[Brief]
Search the material for the string "JSON" and copy each line where it occurs.

-------

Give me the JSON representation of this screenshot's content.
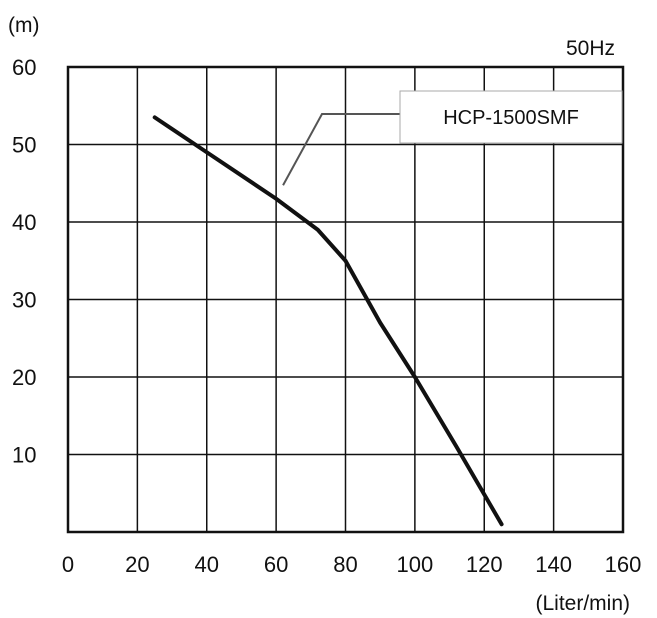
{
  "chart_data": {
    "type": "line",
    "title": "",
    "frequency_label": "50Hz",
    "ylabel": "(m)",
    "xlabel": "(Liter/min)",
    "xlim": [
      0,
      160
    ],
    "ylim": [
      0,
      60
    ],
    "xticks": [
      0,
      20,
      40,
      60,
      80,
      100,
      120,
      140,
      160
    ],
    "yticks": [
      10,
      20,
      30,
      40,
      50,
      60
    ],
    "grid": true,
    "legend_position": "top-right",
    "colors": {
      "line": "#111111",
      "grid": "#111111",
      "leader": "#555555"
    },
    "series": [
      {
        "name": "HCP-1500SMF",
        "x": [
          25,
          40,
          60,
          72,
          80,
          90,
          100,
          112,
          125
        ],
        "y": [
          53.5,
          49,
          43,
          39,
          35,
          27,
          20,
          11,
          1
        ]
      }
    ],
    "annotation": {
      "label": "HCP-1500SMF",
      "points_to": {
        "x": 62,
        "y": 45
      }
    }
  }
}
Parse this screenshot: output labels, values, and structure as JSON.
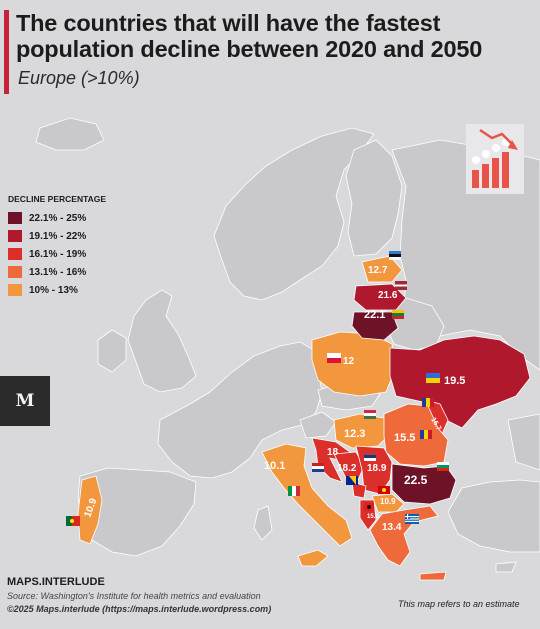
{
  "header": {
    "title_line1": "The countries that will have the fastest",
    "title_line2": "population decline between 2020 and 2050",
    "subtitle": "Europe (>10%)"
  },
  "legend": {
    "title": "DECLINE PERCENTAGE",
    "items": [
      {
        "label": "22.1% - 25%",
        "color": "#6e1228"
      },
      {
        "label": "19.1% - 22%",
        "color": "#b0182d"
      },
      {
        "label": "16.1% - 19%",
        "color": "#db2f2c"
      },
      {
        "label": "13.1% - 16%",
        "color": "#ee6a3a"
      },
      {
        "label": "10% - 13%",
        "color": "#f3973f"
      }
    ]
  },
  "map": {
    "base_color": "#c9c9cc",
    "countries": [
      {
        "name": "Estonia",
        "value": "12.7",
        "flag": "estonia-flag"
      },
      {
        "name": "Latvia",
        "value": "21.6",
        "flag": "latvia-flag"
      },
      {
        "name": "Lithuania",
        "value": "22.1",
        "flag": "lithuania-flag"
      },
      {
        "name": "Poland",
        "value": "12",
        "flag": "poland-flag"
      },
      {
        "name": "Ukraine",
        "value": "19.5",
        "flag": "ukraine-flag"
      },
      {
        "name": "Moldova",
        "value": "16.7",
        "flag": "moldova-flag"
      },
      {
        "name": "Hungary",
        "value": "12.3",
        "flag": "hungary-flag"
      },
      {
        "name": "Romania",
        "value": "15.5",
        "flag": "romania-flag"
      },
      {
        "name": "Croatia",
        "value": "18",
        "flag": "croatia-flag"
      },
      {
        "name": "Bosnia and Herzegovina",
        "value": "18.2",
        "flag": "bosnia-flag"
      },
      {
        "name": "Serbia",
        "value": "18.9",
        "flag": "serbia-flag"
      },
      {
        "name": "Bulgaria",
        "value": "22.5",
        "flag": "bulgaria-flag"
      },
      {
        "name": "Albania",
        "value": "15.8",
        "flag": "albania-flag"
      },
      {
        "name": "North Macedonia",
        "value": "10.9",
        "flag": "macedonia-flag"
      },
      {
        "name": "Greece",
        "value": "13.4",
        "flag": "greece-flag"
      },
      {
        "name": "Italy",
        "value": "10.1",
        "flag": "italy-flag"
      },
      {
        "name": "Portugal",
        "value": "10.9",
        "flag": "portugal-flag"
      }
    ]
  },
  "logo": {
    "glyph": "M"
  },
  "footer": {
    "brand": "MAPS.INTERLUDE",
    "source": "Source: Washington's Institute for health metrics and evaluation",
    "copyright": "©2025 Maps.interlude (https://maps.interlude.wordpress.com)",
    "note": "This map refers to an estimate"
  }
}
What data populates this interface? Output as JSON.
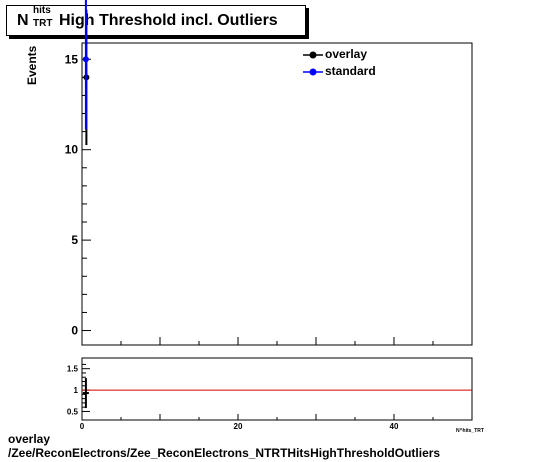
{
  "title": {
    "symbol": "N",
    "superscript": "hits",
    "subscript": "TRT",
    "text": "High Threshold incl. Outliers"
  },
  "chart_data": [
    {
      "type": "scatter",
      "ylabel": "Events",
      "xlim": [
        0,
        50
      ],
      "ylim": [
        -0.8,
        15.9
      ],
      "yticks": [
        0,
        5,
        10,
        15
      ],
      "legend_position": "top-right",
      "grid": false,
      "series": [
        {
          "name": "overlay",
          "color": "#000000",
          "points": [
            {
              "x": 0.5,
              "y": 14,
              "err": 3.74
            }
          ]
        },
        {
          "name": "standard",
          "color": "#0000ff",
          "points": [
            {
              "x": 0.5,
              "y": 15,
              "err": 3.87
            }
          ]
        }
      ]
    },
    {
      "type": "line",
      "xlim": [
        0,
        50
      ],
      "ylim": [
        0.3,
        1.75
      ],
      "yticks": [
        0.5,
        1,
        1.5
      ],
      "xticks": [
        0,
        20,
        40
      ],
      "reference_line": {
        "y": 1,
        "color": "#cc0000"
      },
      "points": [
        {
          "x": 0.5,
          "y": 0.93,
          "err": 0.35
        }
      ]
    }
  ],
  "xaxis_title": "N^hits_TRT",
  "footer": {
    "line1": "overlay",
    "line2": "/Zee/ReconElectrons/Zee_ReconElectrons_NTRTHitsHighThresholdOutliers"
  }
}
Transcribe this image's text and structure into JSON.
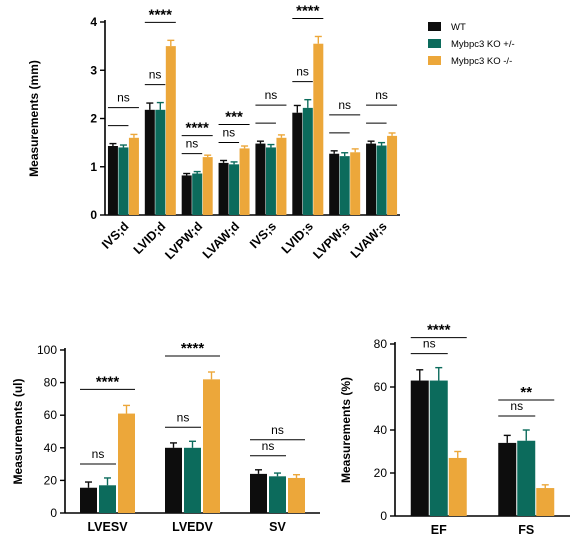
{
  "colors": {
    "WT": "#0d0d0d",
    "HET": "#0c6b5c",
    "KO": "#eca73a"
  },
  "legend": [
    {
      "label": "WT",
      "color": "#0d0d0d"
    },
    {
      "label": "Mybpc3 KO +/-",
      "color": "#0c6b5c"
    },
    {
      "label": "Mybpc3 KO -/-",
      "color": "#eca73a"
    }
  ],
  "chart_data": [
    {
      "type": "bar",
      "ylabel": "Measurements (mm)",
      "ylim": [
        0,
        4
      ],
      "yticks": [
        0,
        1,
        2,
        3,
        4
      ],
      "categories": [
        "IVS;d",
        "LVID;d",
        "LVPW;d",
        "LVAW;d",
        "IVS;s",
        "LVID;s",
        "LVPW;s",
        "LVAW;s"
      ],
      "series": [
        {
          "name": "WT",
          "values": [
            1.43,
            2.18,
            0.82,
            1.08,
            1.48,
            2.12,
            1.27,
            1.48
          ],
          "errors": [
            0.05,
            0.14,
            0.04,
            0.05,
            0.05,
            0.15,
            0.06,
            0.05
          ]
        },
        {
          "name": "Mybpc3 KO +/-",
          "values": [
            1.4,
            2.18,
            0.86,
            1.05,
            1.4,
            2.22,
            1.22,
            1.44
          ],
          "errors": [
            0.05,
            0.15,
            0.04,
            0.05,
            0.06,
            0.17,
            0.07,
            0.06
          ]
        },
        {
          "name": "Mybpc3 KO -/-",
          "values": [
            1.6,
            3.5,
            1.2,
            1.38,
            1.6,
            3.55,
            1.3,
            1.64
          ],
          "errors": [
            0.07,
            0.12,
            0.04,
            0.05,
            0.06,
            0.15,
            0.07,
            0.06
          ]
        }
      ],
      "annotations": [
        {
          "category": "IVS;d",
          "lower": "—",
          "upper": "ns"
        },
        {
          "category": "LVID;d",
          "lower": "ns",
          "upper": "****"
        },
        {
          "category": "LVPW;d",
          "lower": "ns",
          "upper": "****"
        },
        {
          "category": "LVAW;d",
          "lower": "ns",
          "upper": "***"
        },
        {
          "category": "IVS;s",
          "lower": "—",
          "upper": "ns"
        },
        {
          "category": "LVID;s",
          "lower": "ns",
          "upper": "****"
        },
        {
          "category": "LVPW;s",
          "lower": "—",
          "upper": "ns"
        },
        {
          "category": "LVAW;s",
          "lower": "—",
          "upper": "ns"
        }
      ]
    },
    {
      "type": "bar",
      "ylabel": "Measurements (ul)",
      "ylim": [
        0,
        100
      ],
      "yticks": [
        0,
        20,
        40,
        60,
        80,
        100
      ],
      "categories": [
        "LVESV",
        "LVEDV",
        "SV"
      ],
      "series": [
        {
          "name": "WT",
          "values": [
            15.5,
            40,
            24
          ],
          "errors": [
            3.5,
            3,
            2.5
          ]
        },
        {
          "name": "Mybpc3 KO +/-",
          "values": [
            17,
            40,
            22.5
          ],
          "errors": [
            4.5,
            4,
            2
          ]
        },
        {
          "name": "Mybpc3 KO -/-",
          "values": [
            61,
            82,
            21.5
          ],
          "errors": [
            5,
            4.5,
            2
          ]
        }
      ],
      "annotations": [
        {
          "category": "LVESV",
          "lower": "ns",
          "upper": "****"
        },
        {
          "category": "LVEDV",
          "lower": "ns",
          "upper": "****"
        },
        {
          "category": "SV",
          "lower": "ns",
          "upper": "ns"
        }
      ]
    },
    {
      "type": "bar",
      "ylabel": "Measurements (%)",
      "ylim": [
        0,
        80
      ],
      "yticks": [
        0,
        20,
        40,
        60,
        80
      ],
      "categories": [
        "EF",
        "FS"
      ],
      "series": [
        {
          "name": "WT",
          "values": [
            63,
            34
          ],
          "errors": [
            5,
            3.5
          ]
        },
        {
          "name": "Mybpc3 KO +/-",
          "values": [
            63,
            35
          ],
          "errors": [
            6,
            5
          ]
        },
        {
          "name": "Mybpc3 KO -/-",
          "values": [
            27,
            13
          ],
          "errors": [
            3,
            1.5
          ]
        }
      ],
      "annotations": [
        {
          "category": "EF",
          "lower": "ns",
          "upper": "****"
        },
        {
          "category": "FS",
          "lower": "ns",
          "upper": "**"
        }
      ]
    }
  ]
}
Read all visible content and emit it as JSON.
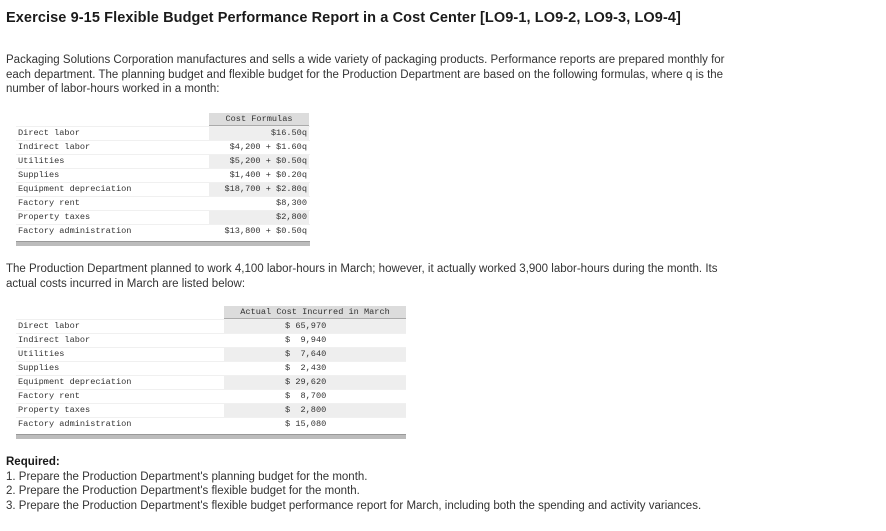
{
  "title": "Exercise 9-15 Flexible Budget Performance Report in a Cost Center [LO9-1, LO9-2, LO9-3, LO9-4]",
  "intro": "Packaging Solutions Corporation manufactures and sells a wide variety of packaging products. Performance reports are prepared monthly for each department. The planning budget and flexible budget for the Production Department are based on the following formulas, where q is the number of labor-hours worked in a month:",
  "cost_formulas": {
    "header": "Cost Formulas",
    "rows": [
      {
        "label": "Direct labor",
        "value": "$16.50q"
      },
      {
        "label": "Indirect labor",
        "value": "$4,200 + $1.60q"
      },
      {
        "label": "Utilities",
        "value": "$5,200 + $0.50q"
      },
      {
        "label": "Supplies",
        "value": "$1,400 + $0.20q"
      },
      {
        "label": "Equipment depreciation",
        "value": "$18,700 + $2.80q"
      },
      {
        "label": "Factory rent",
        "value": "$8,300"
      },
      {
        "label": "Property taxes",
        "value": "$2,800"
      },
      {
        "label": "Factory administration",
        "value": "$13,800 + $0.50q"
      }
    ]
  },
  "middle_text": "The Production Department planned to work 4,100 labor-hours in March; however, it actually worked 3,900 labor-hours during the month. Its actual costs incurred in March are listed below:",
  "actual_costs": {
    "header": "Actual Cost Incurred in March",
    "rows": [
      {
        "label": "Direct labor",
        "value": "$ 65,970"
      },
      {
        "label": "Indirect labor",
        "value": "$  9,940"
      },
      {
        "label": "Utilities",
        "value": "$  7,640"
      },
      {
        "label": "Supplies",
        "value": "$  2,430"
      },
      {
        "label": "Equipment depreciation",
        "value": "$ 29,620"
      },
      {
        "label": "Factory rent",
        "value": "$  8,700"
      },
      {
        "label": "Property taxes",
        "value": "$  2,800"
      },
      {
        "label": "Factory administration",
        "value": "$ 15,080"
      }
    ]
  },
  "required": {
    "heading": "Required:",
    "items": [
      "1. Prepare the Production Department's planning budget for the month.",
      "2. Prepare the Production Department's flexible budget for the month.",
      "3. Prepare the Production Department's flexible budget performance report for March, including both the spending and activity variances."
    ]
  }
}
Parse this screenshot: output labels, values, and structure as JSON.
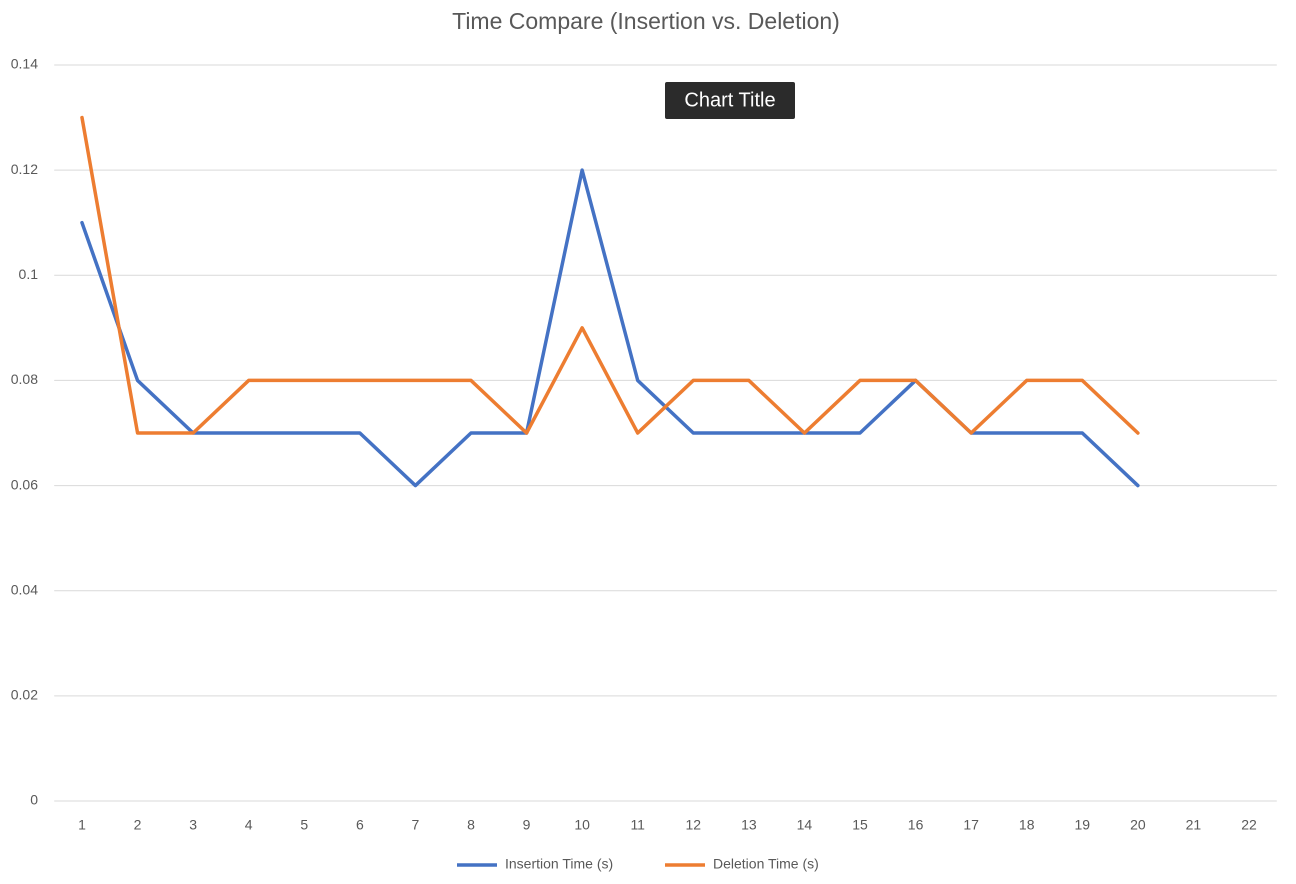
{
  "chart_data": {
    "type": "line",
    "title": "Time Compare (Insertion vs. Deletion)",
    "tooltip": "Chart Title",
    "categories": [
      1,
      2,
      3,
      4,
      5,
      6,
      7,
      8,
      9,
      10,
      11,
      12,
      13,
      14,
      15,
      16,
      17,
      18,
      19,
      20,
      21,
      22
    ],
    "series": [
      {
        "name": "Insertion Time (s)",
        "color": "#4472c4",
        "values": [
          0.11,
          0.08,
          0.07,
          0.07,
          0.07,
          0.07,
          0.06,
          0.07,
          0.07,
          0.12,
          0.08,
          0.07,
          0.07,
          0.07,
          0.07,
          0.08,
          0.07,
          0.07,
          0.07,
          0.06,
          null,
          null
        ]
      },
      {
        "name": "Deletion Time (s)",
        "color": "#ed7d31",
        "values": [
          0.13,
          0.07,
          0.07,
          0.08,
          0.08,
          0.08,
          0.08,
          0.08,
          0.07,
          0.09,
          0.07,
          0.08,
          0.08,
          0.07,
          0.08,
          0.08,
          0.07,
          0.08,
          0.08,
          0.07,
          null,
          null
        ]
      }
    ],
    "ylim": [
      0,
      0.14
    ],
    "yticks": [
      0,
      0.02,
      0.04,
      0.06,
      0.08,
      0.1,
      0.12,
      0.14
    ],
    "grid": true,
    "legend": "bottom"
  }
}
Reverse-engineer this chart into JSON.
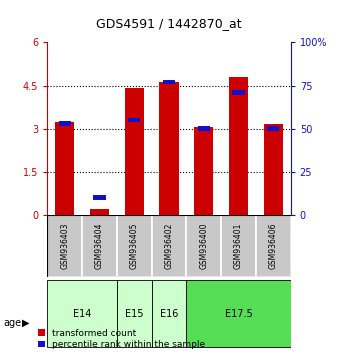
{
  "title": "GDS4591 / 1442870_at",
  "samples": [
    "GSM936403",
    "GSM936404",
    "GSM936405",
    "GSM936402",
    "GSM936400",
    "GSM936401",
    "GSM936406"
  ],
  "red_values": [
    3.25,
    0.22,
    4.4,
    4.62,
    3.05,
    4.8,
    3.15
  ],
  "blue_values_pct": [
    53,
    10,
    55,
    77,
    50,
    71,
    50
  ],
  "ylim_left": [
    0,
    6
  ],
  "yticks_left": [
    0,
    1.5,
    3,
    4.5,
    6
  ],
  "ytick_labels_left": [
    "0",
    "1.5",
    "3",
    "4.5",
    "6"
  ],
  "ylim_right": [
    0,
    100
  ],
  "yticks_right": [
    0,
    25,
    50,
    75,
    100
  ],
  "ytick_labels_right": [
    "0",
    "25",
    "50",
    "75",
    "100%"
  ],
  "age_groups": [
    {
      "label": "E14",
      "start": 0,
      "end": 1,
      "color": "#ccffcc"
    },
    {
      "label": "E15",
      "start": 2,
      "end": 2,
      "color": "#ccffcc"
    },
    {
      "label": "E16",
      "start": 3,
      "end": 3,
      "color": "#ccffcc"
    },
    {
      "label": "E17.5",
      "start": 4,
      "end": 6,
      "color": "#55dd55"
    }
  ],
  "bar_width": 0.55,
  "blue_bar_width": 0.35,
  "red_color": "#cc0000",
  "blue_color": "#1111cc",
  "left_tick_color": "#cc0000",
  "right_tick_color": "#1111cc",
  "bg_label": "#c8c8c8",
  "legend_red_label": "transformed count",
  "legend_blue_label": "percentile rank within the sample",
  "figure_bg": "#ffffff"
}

-------

[Finished task]
Give me the JSON representation of this screenshot's content.
Parse this screenshot: output labels, values, and structure as JSON.
What data populates this interface? Output as JSON.
Transcribe this image's text and structure into JSON.
Read all visible content and emit it as JSON.
Parse this screenshot: output labels, values, and structure as JSON.
Reverse-engineer this chart into JSON.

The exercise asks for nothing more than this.